Exercise prompt - In the material below, the lines containing the word "JSON" are required; copy each of them.

Rows from a dataset
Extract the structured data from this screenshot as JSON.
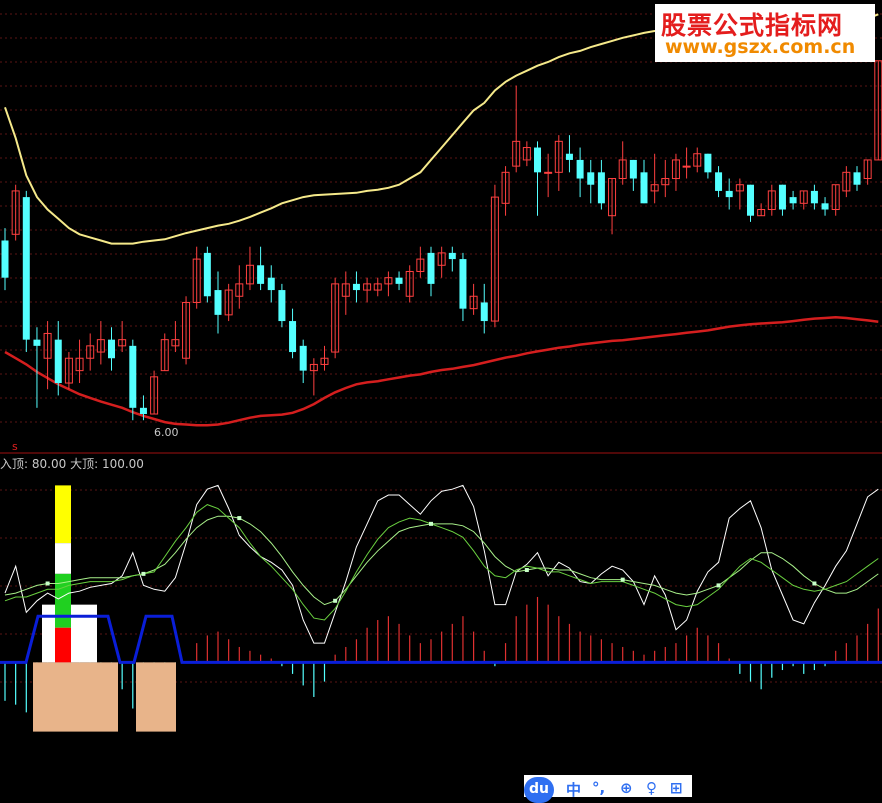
{
  "watermark": {
    "line1": "股票公式指标网",
    "line2": "www.gszx.com.cn"
  },
  "price_panel": {
    "low_marker": "6.00",
    "signal_marker": "s"
  },
  "indicator_legend": {
    "small_top_label": "入顶:",
    "small_top_value": "80.00",
    "big_top_label": "大顶:",
    "big_top_value": "100.00"
  },
  "toolbar": {
    "logo": "du",
    "mid": "中",
    "dots": "°,",
    "i1": "⊕",
    "i2": "♀",
    "i3": "⊞"
  },
  "colors": {
    "up": "#ff4040",
    "down": "#54ffff",
    "upper_band": "#f5e98a",
    "lower_band": "#d41e1e",
    "baseline": "#0a1ed8",
    "k_line": "#ffffff",
    "d_line": "#a8f08a",
    "j_line": "#6ad040"
  },
  "chart_data": [
    {
      "type": "candlestick",
      "candles": [
        [
          8.9,
          9.1,
          8.1,
          8.3
        ],
        [
          9.0,
          9.8,
          8.9,
          9.7
        ],
        [
          9.6,
          9.7,
          7.1,
          7.3
        ],
        [
          7.3,
          7.5,
          6.2,
          7.2
        ],
        [
          7.0,
          7.6,
          6.5,
          7.4
        ],
        [
          7.3,
          7.6,
          6.4,
          6.6
        ],
        [
          6.6,
          7.1,
          6.5,
          7.0
        ],
        [
          6.8,
          7.3,
          6.6,
          7.0
        ],
        [
          7.0,
          7.4,
          6.8,
          7.2
        ],
        [
          7.1,
          7.6,
          6.9,
          7.3
        ],
        [
          7.3,
          7.5,
          6.8,
          7.0
        ],
        [
          7.2,
          7.6,
          7.1,
          7.3
        ],
        [
          7.2,
          7.3,
          6.0,
          6.2
        ],
        [
          6.2,
          6.4,
          6.0,
          6.1
        ],
        [
          6.1,
          6.8,
          6.1,
          6.7
        ],
        [
          6.8,
          7.4,
          6.8,
          7.3
        ],
        [
          7.2,
          7.6,
          7.1,
          7.3
        ],
        [
          7.0,
          8.0,
          6.9,
          7.9
        ],
        [
          7.9,
          8.8,
          7.8,
          8.6
        ],
        [
          8.7,
          8.8,
          7.9,
          8.0
        ],
        [
          8.1,
          8.4,
          7.4,
          7.7
        ],
        [
          7.7,
          8.2,
          7.6,
          8.1
        ],
        [
          8.0,
          8.5,
          7.8,
          8.2
        ],
        [
          8.2,
          8.8,
          8.1,
          8.5
        ],
        [
          8.5,
          8.8,
          8.1,
          8.2
        ],
        [
          8.3,
          8.5,
          7.9,
          8.1
        ],
        [
          8.1,
          8.2,
          7.5,
          7.6
        ],
        [
          7.6,
          7.8,
          7.0,
          7.1
        ],
        [
          7.2,
          7.3,
          6.6,
          6.8
        ],
        [
          6.8,
          7.0,
          6.4,
          6.9
        ],
        [
          6.9,
          7.2,
          6.8,
          7.0
        ],
        [
          7.1,
          8.3,
          7.0,
          8.2
        ],
        [
          8.0,
          8.4,
          7.7,
          8.2
        ],
        [
          8.2,
          8.4,
          7.9,
          8.1
        ],
        [
          8.1,
          8.3,
          7.9,
          8.2
        ],
        [
          8.1,
          8.3,
          8.0,
          8.2
        ],
        [
          8.2,
          8.4,
          8.0,
          8.3
        ],
        [
          8.3,
          8.4,
          8.1,
          8.2
        ],
        [
          8.0,
          8.5,
          7.9,
          8.4
        ],
        [
          8.4,
          8.8,
          8.3,
          8.6
        ],
        [
          8.7,
          8.8,
          8.0,
          8.2
        ],
        [
          8.5,
          8.8,
          8.3,
          8.7
        ],
        [
          8.7,
          8.8,
          8.4,
          8.6
        ],
        [
          8.6,
          8.7,
          7.6,
          7.8
        ],
        [
          7.8,
          8.2,
          7.7,
          8.0
        ],
        [
          7.9,
          8.2,
          7.4,
          7.6
        ],
        [
          7.6,
          9.8,
          7.5,
          9.6
        ],
        [
          9.5,
          10.1,
          9.3,
          10.0
        ],
        [
          10.1,
          11.4,
          10.0,
          10.5
        ],
        [
          10.2,
          10.5,
          10.1,
          10.4
        ],
        [
          10.4,
          10.5,
          9.3,
          10.0
        ],
        [
          10.0,
          10.3,
          9.6,
          10.0
        ],
        [
          10.0,
          10.6,
          9.7,
          10.5
        ],
        [
          10.3,
          10.6,
          10.0,
          10.2
        ],
        [
          10.2,
          10.4,
          9.6,
          9.9
        ],
        [
          10.0,
          10.2,
          9.5,
          9.8
        ],
        [
          10.0,
          10.2,
          9.4,
          9.5
        ],
        [
          9.3,
          9.9,
          9.0,
          9.9
        ],
        [
          9.9,
          10.5,
          9.8,
          10.2
        ],
        [
          10.2,
          10.2,
          9.7,
          9.9
        ],
        [
          10.0,
          10.2,
          9.5,
          9.5
        ],
        [
          9.7,
          10.3,
          9.5,
          9.8
        ],
        [
          9.8,
          10.2,
          9.6,
          9.9
        ],
        [
          9.9,
          10.3,
          9.7,
          10.2
        ],
        [
          10.1,
          10.4,
          9.9,
          10.1
        ],
        [
          10.1,
          10.4,
          10.0,
          10.3
        ],
        [
          10.3,
          10.3,
          9.9,
          10.0
        ],
        [
          10.0,
          10.1,
          9.6,
          9.7
        ],
        [
          9.7,
          9.9,
          9.4,
          9.6
        ],
        [
          9.7,
          9.9,
          9.4,
          9.8
        ],
        [
          9.8,
          9.8,
          9.2,
          9.3
        ],
        [
          9.3,
          9.5,
          9.3,
          9.4
        ],
        [
          9.4,
          9.8,
          9.3,
          9.7
        ],
        [
          9.8,
          9.8,
          9.3,
          9.4
        ],
        [
          9.6,
          9.7,
          9.4,
          9.5
        ],
        [
          9.5,
          9.7,
          9.4,
          9.7
        ],
        [
          9.7,
          9.8,
          9.4,
          9.5
        ],
        [
          9.5,
          9.6,
          9.3,
          9.4
        ],
        [
          9.4,
          9.8,
          9.3,
          9.8
        ],
        [
          9.7,
          10.1,
          9.6,
          10.0
        ],
        [
          10.0,
          10.1,
          9.7,
          9.8
        ],
        [
          9.9,
          10.2,
          9.8,
          10.2
        ],
        [
          10.2,
          11.8,
          10.2,
          11.8
        ]
      ],
      "upper_band": [
        11.05,
        10.55,
        9.95,
        9.6,
        9.4,
        9.25,
        9.1,
        9.0,
        8.95,
        8.9,
        8.85,
        8.85,
        8.85,
        8.88,
        8.9,
        8.92,
        8.97,
        9.02,
        9.06,
        9.1,
        9.14,
        9.17,
        9.22,
        9.28,
        9.35,
        9.42,
        9.5,
        9.55,
        9.6,
        9.63,
        9.64,
        9.65,
        9.66,
        9.67,
        9.7,
        9.72,
        9.75,
        9.8,
        9.9,
        10.0,
        10.2,
        10.4,
        10.6,
        10.8,
        11.0,
        11.12,
        11.32,
        11.46,
        11.56,
        11.64,
        11.72,
        11.78,
        11.86,
        11.92,
        11.96,
        12.02,
        12.07,
        12.12,
        12.17,
        12.21,
        12.25,
        12.28,
        12.28,
        12.24,
        12.2,
        12.17,
        12.14,
        12.12,
        12.11,
        12.11,
        12.11,
        12.11,
        12.11,
        12.11,
        12.12,
        12.13,
        12.15,
        12.19,
        12.24,
        12.31,
        12.4,
        12.48,
        12.55
      ],
      "lower_band": [
        7.1,
        7.0,
        6.9,
        6.78,
        6.68,
        6.58,
        6.5,
        6.42,
        6.36,
        6.3,
        6.25,
        6.2,
        6.13,
        6.07,
        6.02,
        5.97,
        5.94,
        5.93,
        5.92,
        5.92,
        5.93,
        5.96,
        6.0,
        6.04,
        6.07,
        6.08,
        6.09,
        6.12,
        6.18,
        6.26,
        6.36,
        6.45,
        6.52,
        6.58,
        6.61,
        6.63,
        6.66,
        6.69,
        6.72,
        6.74,
        6.78,
        6.81,
        6.83,
        6.86,
        6.89,
        6.93,
        6.97,
        7.01,
        7.04,
        7.08,
        7.11,
        7.14,
        7.17,
        7.19,
        7.22,
        7.24,
        7.26,
        7.28,
        7.29,
        7.31,
        7.33,
        7.35,
        7.37,
        7.39,
        7.41,
        7.43,
        7.45,
        7.48,
        7.51,
        7.53,
        7.55,
        7.56,
        7.57,
        7.58,
        7.6,
        7.62,
        7.64,
        7.65,
        7.66,
        7.65,
        7.63,
        7.61,
        7.59
      ],
      "ylim": [
        5.6,
        12.7
      ]
    },
    {
      "type": "line",
      "ylim": [
        -70,
        100
      ],
      "series": [
        {
          "key": "k",
          "values": [
            36,
            50,
            26,
            32,
            36,
            33,
            36,
            37,
            39,
            40,
            41,
            45,
            57,
            40,
            38,
            37,
            44,
            62,
            82,
            90,
            92,
            80,
            66,
            60,
            55,
            52,
            48,
            40,
            22,
            10,
            10,
            26,
            42,
            60,
            72,
            84,
            87,
            87,
            82,
            77,
            84,
            89,
            90,
            92,
            81,
            58,
            30,
            30,
            47,
            51,
            57,
            45,
            52,
            49,
            42,
            41,
            46,
            50,
            48,
            42,
            30,
            45,
            35,
            17,
            22,
            37,
            47,
            52,
            75,
            80,
            84,
            70,
            48,
            35,
            22,
            20,
            31,
            40,
            50,
            58,
            72,
            86,
            90
          ]
        },
        {
          "key": "d",
          "values": [
            35,
            36,
            38,
            40,
            41,
            41,
            42,
            43,
            44,
            44,
            44,
            44,
            45,
            46,
            48,
            51,
            57,
            64,
            70,
            74,
            76,
            76,
            75,
            72,
            68,
            62,
            55,
            47,
            40,
            34,
            30,
            32,
            38,
            45,
            52,
            58,
            63,
            68,
            70,
            71,
            72,
            72,
            72,
            71,
            68,
            62,
            55,
            50,
            47,
            48,
            49,
            49,
            48,
            48,
            46,
            44,
            43,
            43,
            43,
            42,
            41,
            40,
            38,
            36,
            35,
            36,
            38,
            40,
            44,
            48,
            53,
            57,
            57,
            54,
            50,
            45,
            41,
            38,
            36,
            36,
            38,
            42,
            46
          ]
        },
        {
          "key": "j",
          "values": [
            32,
            34,
            34,
            36,
            38,
            38,
            40,
            41,
            42,
            42,
            42,
            43,
            45,
            46,
            47,
            55,
            63,
            70,
            78,
            82,
            80,
            75,
            70,
            62,
            55,
            50,
            44,
            38,
            30,
            23,
            22,
            28,
            37,
            47,
            56,
            64,
            70,
            73,
            75,
            74,
            72,
            70,
            68,
            65,
            58,
            50,
            45,
            44,
            48,
            50,
            49,
            47,
            47,
            45,
            43,
            41,
            42,
            42,
            42,
            40,
            38,
            36,
            33,
            30,
            29,
            30,
            34,
            38,
            44,
            50,
            54,
            52,
            48,
            44,
            40,
            38,
            37,
            38,
            40,
            42,
            46,
            50,
            54
          ]
        }
      ],
      "histogram": [
        -20,
        -22,
        -26,
        -20,
        -14,
        -18,
        -10,
        -8,
        -6,
        -4,
        -12,
        -14,
        -24,
        -18,
        -10,
        -8,
        -4,
        0,
        10,
        14,
        16,
        12,
        8,
        6,
        4,
        2,
        -2,
        -6,
        -12,
        -18,
        -10,
        4,
        8,
        12,
        18,
        22,
        24,
        20,
        14,
        10,
        12,
        16,
        20,
        24,
        16,
        6,
        -2,
        10,
        24,
        30,
        34,
        30,
        24,
        20,
        16,
        14,
        12,
        10,
        8,
        6,
        4,
        6,
        8,
        10,
        14,
        18,
        14,
        10,
        2,
        -6,
        -10,
        -14,
        -8,
        -4,
        -2,
        -6,
        -4,
        -2,
        6,
        10,
        14,
        20,
        28
      ],
      "gauge_values": [
        -70,
        -70,
        -65,
        -55,
        -45,
        -38,
        -45,
        -55,
        -65,
        -70,
        -65,
        -50,
        -42,
        -42,
        -40,
        -40,
        -65,
        -70
      ]
    }
  ]
}
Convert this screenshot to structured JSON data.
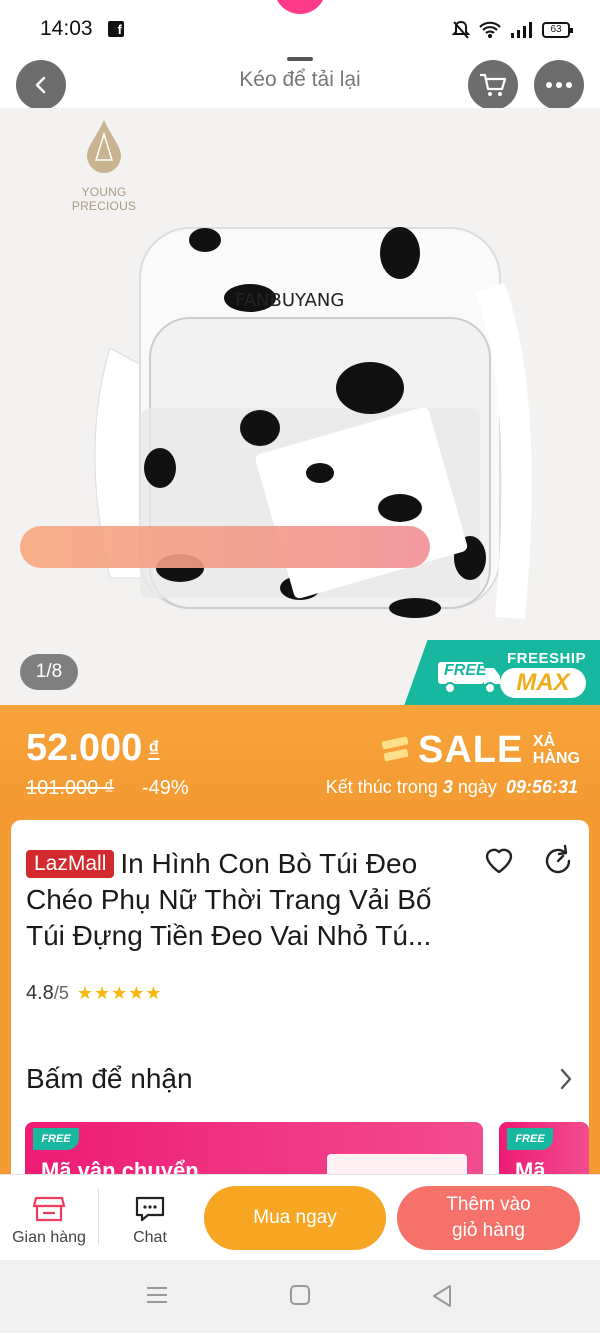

Task result -
Extract the structured data from this screenshot as JSON.
Convert this screenshot to structured JSON data.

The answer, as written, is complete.